→ Input
>> START
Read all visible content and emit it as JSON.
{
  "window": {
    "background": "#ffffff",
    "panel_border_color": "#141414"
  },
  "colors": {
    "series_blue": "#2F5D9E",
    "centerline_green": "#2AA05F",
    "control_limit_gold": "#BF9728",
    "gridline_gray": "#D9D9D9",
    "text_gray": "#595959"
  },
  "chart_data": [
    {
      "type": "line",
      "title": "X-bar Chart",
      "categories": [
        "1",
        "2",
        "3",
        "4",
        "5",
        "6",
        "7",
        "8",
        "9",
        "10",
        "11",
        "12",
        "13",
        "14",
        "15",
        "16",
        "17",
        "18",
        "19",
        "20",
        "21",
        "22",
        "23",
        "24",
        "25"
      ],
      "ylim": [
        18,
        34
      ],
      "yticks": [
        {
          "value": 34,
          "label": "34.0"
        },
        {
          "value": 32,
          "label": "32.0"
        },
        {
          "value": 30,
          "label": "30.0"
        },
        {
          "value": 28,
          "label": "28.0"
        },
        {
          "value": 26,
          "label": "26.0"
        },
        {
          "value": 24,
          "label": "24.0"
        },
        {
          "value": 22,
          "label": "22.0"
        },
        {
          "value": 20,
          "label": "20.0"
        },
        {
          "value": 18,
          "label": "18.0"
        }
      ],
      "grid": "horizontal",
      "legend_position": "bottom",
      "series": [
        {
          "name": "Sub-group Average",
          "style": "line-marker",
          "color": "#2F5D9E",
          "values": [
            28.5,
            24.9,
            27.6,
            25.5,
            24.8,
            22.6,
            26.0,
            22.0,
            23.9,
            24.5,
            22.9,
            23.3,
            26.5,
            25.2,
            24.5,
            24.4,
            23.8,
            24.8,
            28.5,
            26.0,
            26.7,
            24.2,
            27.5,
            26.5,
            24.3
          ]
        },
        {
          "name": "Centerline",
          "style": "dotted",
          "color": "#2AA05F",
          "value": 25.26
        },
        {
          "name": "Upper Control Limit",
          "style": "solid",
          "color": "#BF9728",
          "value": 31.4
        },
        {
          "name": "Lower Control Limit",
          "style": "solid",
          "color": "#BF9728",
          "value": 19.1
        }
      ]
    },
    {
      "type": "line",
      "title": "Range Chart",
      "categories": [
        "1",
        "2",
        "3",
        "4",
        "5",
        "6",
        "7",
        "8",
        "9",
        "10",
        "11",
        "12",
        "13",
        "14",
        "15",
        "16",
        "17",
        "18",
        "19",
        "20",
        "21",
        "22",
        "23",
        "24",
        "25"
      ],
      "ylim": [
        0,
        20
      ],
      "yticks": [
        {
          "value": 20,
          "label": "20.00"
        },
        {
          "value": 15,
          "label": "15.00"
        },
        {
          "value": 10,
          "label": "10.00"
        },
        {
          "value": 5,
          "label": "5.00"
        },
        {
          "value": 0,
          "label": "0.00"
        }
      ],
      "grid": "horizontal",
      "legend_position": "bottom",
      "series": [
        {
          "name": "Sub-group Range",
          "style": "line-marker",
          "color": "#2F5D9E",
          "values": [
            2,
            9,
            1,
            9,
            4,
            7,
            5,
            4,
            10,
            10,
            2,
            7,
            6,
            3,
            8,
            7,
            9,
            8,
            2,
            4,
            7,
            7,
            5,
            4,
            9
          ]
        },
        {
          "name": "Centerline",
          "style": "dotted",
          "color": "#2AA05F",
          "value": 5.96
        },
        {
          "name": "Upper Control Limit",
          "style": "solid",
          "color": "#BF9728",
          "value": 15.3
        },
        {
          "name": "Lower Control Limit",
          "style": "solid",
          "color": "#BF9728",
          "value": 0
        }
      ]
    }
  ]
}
>> END
→ What is required
Transcribe every line of the data, exactly as it stands.

→ Solution for this exercise
Read all visible content and emit it as JSON.
{
  "window": {
    "background": "#ffffff",
    "panel_border_color": "#141414"
  },
  "colors": {
    "series_blue": "#2F5D9E",
    "centerline_green": "#2AA05F",
    "control_limit_gold": "#BF9728",
    "gridline_gray": "#D9D9D9",
    "text_gray": "#595959"
  },
  "chart_data": [
    {
      "type": "line",
      "title": "X-bar Chart",
      "categories": [
        "1",
        "2",
        "3",
        "4",
        "5",
        "6",
        "7",
        "8",
        "9",
        "10",
        "11",
        "12",
        "13",
        "14",
        "15",
        "16",
        "17",
        "18",
        "19",
        "20",
        "21",
        "22",
        "23",
        "24",
        "25"
      ],
      "ylim": [
        18,
        34
      ],
      "yticks": [
        {
          "value": 34,
          "label": "34.0"
        },
        {
          "value": 32,
          "label": "32.0"
        },
        {
          "value": 30,
          "label": "30.0"
        },
        {
          "value": 28,
          "label": "28.0"
        },
        {
          "value": 26,
          "label": "26.0"
        },
        {
          "value": 24,
          "label": "24.0"
        },
        {
          "value": 22,
          "label": "22.0"
        },
        {
          "value": 20,
          "label": "20.0"
        },
        {
          "value": 18,
          "label": "18.0"
        }
      ],
      "grid": "horizontal",
      "legend_position": "bottom",
      "series": [
        {
          "name": "Sub-group Average",
          "style": "line-marker",
          "color": "#2F5D9E",
          "values": [
            28.5,
            24.9,
            27.6,
            25.5,
            24.8,
            22.6,
            26.0,
            22.0,
            23.9,
            24.5,
            22.9,
            23.3,
            26.5,
            25.2,
            24.5,
            24.4,
            23.8,
            24.8,
            28.5,
            26.0,
            26.7,
            24.2,
            27.5,
            26.5,
            24.3
          ]
        },
        {
          "name": "Centerline",
          "style": "dotted",
          "color": "#2AA05F",
          "value": 25.26
        },
        {
          "name": "Upper Control Limit",
          "style": "solid",
          "color": "#BF9728",
          "value": 31.4
        },
        {
          "name": "Lower Control Limit",
          "style": "solid",
          "color": "#BF9728",
          "value": 19.1
        }
      ]
    },
    {
      "type": "line",
      "title": "Range Chart",
      "categories": [
        "1",
        "2",
        "3",
        "4",
        "5",
        "6",
        "7",
        "8",
        "9",
        "10",
        "11",
        "12",
        "13",
        "14",
        "15",
        "16",
        "17",
        "18",
        "19",
        "20",
        "21",
        "22",
        "23",
        "24",
        "25"
      ],
      "ylim": [
        0,
        20
      ],
      "yticks": [
        {
          "value": 20,
          "label": "20.00"
        },
        {
          "value": 15,
          "label": "15.00"
        },
        {
          "value": 10,
          "label": "10.00"
        },
        {
          "value": 5,
          "label": "5.00"
        },
        {
          "value": 0,
          "label": "0.00"
        }
      ],
      "grid": "horizontal",
      "legend_position": "bottom",
      "series": [
        {
          "name": "Sub-group Range",
          "style": "line-marker",
          "color": "#2F5D9E",
          "values": [
            2,
            9,
            1,
            9,
            4,
            7,
            5,
            4,
            10,
            10,
            2,
            7,
            6,
            3,
            8,
            7,
            9,
            8,
            2,
            4,
            7,
            7,
            5,
            4,
            9
          ]
        },
        {
          "name": "Centerline",
          "style": "dotted",
          "color": "#2AA05F",
          "value": 5.96
        },
        {
          "name": "Upper Control Limit",
          "style": "solid",
          "color": "#BF9728",
          "value": 15.3
        },
        {
          "name": "Lower Control Limit",
          "style": "solid",
          "color": "#BF9728",
          "value": 0
        }
      ]
    }
  ]
}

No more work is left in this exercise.